start
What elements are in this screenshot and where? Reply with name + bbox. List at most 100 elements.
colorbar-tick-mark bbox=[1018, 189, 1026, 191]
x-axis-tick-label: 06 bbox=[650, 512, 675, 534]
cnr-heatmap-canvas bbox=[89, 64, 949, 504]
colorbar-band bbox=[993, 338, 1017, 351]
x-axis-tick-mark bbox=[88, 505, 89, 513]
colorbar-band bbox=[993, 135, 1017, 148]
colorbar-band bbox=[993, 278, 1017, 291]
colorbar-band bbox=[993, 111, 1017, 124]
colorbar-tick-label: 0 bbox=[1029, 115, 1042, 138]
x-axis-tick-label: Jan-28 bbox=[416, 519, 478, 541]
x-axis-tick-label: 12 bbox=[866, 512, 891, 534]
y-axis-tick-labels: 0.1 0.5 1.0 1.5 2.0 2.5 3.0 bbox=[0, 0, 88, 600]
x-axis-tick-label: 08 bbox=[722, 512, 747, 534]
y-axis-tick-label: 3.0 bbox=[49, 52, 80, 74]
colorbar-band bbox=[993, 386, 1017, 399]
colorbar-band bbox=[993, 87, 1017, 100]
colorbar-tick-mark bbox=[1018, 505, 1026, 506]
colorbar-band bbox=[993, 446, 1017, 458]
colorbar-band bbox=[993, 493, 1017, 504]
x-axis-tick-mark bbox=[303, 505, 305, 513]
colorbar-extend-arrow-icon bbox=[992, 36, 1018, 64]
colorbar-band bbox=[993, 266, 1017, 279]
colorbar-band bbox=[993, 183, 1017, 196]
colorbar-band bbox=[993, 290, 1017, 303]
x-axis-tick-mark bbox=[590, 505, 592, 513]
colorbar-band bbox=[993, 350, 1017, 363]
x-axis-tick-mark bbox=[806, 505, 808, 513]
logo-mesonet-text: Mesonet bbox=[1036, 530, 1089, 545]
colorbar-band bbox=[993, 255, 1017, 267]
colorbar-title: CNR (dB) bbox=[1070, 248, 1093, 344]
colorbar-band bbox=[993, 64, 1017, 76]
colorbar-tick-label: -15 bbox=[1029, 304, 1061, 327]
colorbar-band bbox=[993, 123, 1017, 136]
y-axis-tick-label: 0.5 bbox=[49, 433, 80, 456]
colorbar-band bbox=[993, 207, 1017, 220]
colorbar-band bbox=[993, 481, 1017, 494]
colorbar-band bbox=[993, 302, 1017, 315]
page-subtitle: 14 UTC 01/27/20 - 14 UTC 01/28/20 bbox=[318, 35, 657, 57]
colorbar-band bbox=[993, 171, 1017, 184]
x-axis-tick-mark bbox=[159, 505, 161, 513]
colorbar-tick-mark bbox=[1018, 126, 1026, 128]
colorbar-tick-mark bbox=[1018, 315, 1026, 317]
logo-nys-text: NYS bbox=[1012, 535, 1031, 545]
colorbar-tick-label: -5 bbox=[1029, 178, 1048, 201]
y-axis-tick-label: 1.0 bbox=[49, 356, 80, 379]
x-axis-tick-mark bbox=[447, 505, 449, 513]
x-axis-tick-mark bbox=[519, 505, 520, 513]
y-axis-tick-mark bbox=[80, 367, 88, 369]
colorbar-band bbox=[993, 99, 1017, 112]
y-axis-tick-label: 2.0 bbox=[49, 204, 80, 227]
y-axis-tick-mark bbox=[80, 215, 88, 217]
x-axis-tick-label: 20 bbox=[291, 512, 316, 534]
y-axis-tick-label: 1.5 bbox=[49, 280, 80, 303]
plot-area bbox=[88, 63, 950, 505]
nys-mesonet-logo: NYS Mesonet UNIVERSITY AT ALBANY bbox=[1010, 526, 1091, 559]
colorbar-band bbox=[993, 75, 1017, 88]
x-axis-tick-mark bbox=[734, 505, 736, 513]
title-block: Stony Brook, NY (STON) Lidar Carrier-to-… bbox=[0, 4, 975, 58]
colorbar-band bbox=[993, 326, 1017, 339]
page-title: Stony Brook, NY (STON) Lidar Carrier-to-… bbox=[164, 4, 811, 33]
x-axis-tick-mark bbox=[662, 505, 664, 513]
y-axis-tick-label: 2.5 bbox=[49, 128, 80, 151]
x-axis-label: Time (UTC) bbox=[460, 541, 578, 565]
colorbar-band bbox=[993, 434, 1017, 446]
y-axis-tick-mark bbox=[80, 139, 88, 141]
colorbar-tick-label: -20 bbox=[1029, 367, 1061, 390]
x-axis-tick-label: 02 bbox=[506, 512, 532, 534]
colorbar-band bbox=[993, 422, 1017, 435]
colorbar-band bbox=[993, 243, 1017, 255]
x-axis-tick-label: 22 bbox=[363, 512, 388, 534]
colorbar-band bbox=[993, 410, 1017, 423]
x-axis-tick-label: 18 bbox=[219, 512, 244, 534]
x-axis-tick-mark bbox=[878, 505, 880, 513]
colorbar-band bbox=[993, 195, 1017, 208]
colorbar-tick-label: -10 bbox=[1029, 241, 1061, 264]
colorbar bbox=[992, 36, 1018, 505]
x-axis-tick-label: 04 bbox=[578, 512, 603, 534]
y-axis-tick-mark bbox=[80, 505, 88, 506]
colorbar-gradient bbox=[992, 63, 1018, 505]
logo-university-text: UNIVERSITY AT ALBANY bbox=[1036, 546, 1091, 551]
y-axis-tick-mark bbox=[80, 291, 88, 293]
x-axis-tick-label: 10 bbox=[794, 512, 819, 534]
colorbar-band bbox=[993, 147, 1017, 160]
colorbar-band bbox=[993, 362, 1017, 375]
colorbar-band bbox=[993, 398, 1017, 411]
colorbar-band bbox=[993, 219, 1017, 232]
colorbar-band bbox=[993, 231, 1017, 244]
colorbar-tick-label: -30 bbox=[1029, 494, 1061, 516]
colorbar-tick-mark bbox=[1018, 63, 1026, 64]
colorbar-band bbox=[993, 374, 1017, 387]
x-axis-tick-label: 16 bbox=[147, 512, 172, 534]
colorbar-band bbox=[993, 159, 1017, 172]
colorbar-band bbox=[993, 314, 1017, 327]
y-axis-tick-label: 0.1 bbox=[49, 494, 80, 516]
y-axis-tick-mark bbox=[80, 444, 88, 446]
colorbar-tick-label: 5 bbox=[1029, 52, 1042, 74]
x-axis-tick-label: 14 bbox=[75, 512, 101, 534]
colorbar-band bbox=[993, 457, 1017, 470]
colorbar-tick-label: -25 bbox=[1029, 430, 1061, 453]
end
> **What to do**:
Write out the data above again, substituting "colorbar-segment" for every "colorbar-band" and leaving all else unchanged.

> **Problem solution**:
What elements are in this screenshot and where? Reply with name + bbox. List at most 100 elements.
colorbar-tick-mark bbox=[1018, 189, 1026, 191]
x-axis-tick-label: 06 bbox=[650, 512, 675, 534]
cnr-heatmap-canvas bbox=[89, 64, 949, 504]
colorbar-segment bbox=[993, 338, 1017, 351]
x-axis-tick-mark bbox=[88, 505, 89, 513]
colorbar-segment bbox=[993, 135, 1017, 148]
colorbar-segment bbox=[993, 278, 1017, 291]
colorbar-segment bbox=[993, 111, 1017, 124]
colorbar-tick-label: 0 bbox=[1029, 115, 1042, 138]
x-axis-tick-label: Jan-28 bbox=[416, 519, 478, 541]
x-axis-tick-label: 12 bbox=[866, 512, 891, 534]
y-axis-tick-labels: 0.1 0.5 1.0 1.5 2.0 2.5 3.0 bbox=[0, 0, 88, 600]
x-axis-tick-label: 08 bbox=[722, 512, 747, 534]
y-axis-tick-label: 3.0 bbox=[49, 52, 80, 74]
colorbar-segment bbox=[993, 386, 1017, 399]
colorbar-segment bbox=[993, 87, 1017, 100]
colorbar-tick-mark bbox=[1018, 505, 1026, 506]
colorbar-segment bbox=[993, 446, 1017, 458]
colorbar-segment bbox=[993, 493, 1017, 504]
x-axis-tick-mark bbox=[303, 505, 305, 513]
colorbar-extend-arrow-icon bbox=[992, 36, 1018, 64]
colorbar-segment bbox=[993, 266, 1017, 279]
colorbar-segment bbox=[993, 183, 1017, 196]
colorbar-segment bbox=[993, 290, 1017, 303]
x-axis-tick-mark bbox=[590, 505, 592, 513]
colorbar-segment bbox=[993, 350, 1017, 363]
x-axis-tick-mark bbox=[806, 505, 808, 513]
logo-mesonet-text: Mesonet bbox=[1036, 530, 1089, 545]
colorbar-segment bbox=[993, 255, 1017, 267]
colorbar-title: CNR (dB) bbox=[1070, 248, 1093, 344]
colorbar-segment bbox=[993, 64, 1017, 76]
colorbar-tick-label: -15 bbox=[1029, 304, 1061, 327]
colorbar-segment bbox=[993, 123, 1017, 136]
y-axis-tick-label: 0.5 bbox=[49, 433, 80, 456]
colorbar-segment bbox=[993, 207, 1017, 220]
colorbar-segment bbox=[993, 481, 1017, 494]
colorbar-segment bbox=[993, 302, 1017, 315]
page-subtitle: 14 UTC 01/27/20 - 14 UTC 01/28/20 bbox=[318, 35, 657, 57]
colorbar-segment bbox=[993, 171, 1017, 184]
x-axis-tick-mark bbox=[159, 505, 161, 513]
colorbar-tick-mark bbox=[1018, 126, 1026, 128]
colorbar-tick-mark bbox=[1018, 315, 1026, 317]
logo-nys-text: NYS bbox=[1012, 535, 1031, 545]
colorbar-tick-label: -5 bbox=[1029, 178, 1048, 201]
y-axis-tick-label: 1.0 bbox=[49, 356, 80, 379]
x-axis-tick-mark bbox=[447, 505, 449, 513]
x-axis-tick-mark bbox=[519, 505, 520, 513]
y-axis-tick-mark bbox=[80, 367, 88, 369]
colorbar-segment bbox=[993, 99, 1017, 112]
y-axis-tick-label: 2.0 bbox=[49, 204, 80, 227]
y-axis-tick-mark bbox=[80, 215, 88, 217]
x-axis-tick-label: 20 bbox=[291, 512, 316, 534]
y-axis-tick-label: 1.5 bbox=[49, 280, 80, 303]
plot-area bbox=[88, 63, 950, 505]
nys-mesonet-logo: NYS Mesonet UNIVERSITY AT ALBANY bbox=[1010, 526, 1091, 559]
colorbar-segment bbox=[993, 75, 1017, 88]
x-axis-tick-mark bbox=[734, 505, 736, 513]
title-block: Stony Brook, NY (STON) Lidar Carrier-to-… bbox=[0, 4, 975, 58]
colorbar-segment bbox=[993, 326, 1017, 339]
page-title: Stony Brook, NY (STON) Lidar Carrier-to-… bbox=[164, 4, 811, 33]
x-axis-tick-mark bbox=[662, 505, 664, 513]
y-axis-tick-label: 2.5 bbox=[49, 128, 80, 151]
x-axis-label: Time (UTC) bbox=[460, 541, 578, 565]
colorbar-segment bbox=[993, 434, 1017, 446]
y-axis-tick-mark bbox=[80, 139, 88, 141]
colorbar-tick-label: -20 bbox=[1029, 367, 1061, 390]
x-axis-tick-label: 02 bbox=[506, 512, 532, 534]
colorbar-segment bbox=[993, 422, 1017, 435]
colorbar-segment bbox=[993, 243, 1017, 255]
x-axis-tick-label: 22 bbox=[363, 512, 388, 534]
colorbar-segment bbox=[993, 410, 1017, 423]
x-axis-tick-label: 18 bbox=[219, 512, 244, 534]
x-axis-tick-mark bbox=[878, 505, 880, 513]
colorbar-segment bbox=[993, 195, 1017, 208]
colorbar-tick-label: -10 bbox=[1029, 241, 1061, 264]
colorbar bbox=[992, 36, 1018, 505]
x-axis-tick-label: 04 bbox=[578, 512, 603, 534]
y-axis-tick-mark bbox=[80, 505, 88, 506]
colorbar-gradient bbox=[992, 63, 1018, 505]
logo-university-text: UNIVERSITY AT ALBANY bbox=[1036, 546, 1091, 551]
y-axis-tick-mark bbox=[80, 291, 88, 293]
x-axis-tick-label: 10 bbox=[794, 512, 819, 534]
colorbar-segment bbox=[993, 147, 1017, 160]
colorbar-segment bbox=[993, 362, 1017, 375]
colorbar-segment bbox=[993, 398, 1017, 411]
colorbar-segment bbox=[993, 219, 1017, 232]
colorbar-segment bbox=[993, 231, 1017, 244]
colorbar-tick-label: -30 bbox=[1029, 494, 1061, 516]
colorbar-tick-mark bbox=[1018, 63, 1026, 64]
colorbar-segment bbox=[993, 374, 1017, 387]
x-axis-tick-label: 16 bbox=[147, 512, 172, 534]
colorbar-segment bbox=[993, 159, 1017, 172]
colorbar-segment bbox=[993, 314, 1017, 327]
y-axis-tick-label: 0.1 bbox=[49, 494, 80, 516]
y-axis-tick-mark bbox=[80, 444, 88, 446]
colorbar-tick-label: 5 bbox=[1029, 52, 1042, 74]
x-axis-tick-label: 14 bbox=[75, 512, 101, 534]
colorbar-segment bbox=[993, 457, 1017, 470]
colorbar-tick-label: -25 bbox=[1029, 430, 1061, 453]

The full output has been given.